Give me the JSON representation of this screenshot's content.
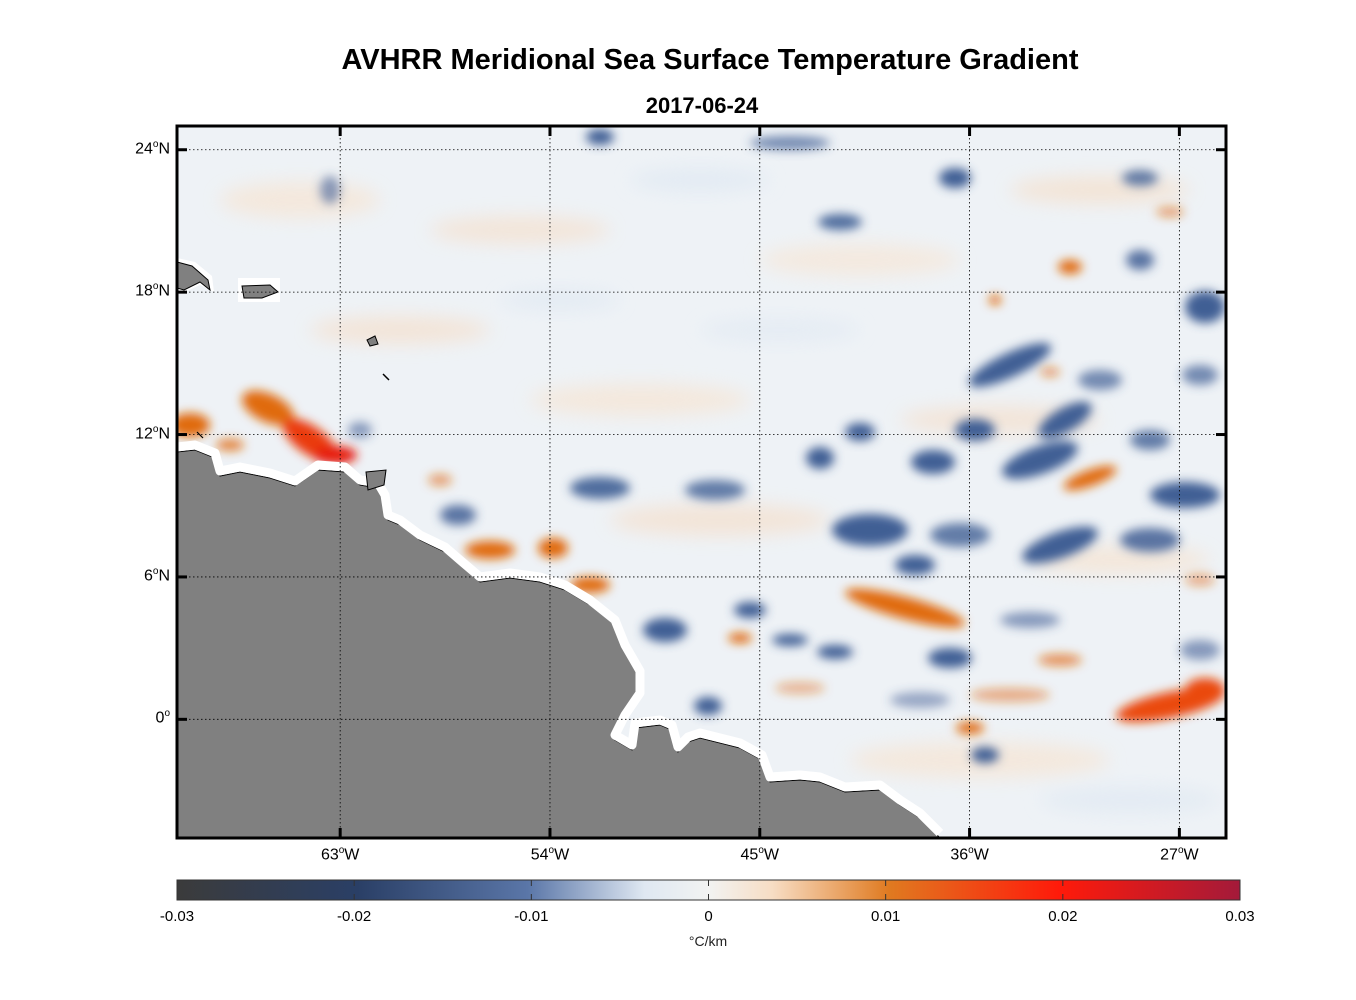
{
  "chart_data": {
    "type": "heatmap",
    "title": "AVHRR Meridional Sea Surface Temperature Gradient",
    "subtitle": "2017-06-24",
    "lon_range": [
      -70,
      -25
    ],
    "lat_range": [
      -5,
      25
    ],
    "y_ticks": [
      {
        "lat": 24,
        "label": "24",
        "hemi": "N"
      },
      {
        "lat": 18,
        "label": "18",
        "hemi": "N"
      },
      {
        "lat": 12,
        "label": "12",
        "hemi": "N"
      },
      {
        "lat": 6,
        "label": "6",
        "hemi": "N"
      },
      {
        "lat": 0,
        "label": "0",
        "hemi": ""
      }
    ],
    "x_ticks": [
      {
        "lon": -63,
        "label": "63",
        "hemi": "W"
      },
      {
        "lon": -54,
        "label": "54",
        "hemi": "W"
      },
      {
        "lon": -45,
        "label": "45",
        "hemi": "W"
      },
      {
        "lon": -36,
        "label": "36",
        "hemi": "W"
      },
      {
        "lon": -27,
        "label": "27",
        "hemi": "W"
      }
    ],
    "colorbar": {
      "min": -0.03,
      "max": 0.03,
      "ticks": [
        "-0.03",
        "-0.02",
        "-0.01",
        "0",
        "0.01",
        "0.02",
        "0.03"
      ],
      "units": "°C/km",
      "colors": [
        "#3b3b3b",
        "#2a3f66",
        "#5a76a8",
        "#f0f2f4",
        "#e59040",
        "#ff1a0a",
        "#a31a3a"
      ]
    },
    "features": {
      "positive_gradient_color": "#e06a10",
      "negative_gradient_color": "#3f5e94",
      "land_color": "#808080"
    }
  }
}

- - - - - - -

__Exercise__:
Exclude the images and reproduce the remaining data exactly.

__Completed task__:
Give me the JSON representation of this screenshot's content.
{
  "chart_data": {
    "type": "heatmap",
    "title": "AVHRR Meridional Sea Surface Temperature Gradient",
    "subtitle": "2017-06-24",
    "lon_range": [
      -70,
      -25
    ],
    "lat_range": [
      -5,
      25
    ],
    "y_ticks": [
      {
        "lat": 24,
        "label": "24",
        "hemi": "N"
      },
      {
        "lat": 18,
        "label": "18",
        "hemi": "N"
      },
      {
        "lat": 12,
        "label": "12",
        "hemi": "N"
      },
      {
        "lat": 6,
        "label": "6",
        "hemi": "N"
      },
      {
        "lat": 0,
        "label": "0",
        "hemi": ""
      }
    ],
    "x_ticks": [
      {
        "lon": -63,
        "label": "63",
        "hemi": "W"
      },
      {
        "lon": -54,
        "label": "54",
        "hemi": "W"
      },
      {
        "lon": -45,
        "label": "45",
        "hemi": "W"
      },
      {
        "lon": -36,
        "label": "36",
        "hemi": "W"
      },
      {
        "lon": -27,
        "label": "27",
        "hemi": "W"
      }
    ],
    "colorbar": {
      "min": -0.03,
      "max": 0.03,
      "ticks": [
        "-0.03",
        "-0.02",
        "-0.01",
        "0",
        "0.01",
        "0.02",
        "0.03"
      ],
      "units": "°C/km",
      "colors": [
        "#3b3b3b",
        "#2a3f66",
        "#5a76a8",
        "#f0f2f4",
        "#e59040",
        "#ff1a0a",
        "#a31a3a"
      ]
    },
    "features": {
      "positive_gradient_color": "#e06a10",
      "negative_gradient_color": "#3f5e94",
      "land_color": "#808080"
    }
  }
}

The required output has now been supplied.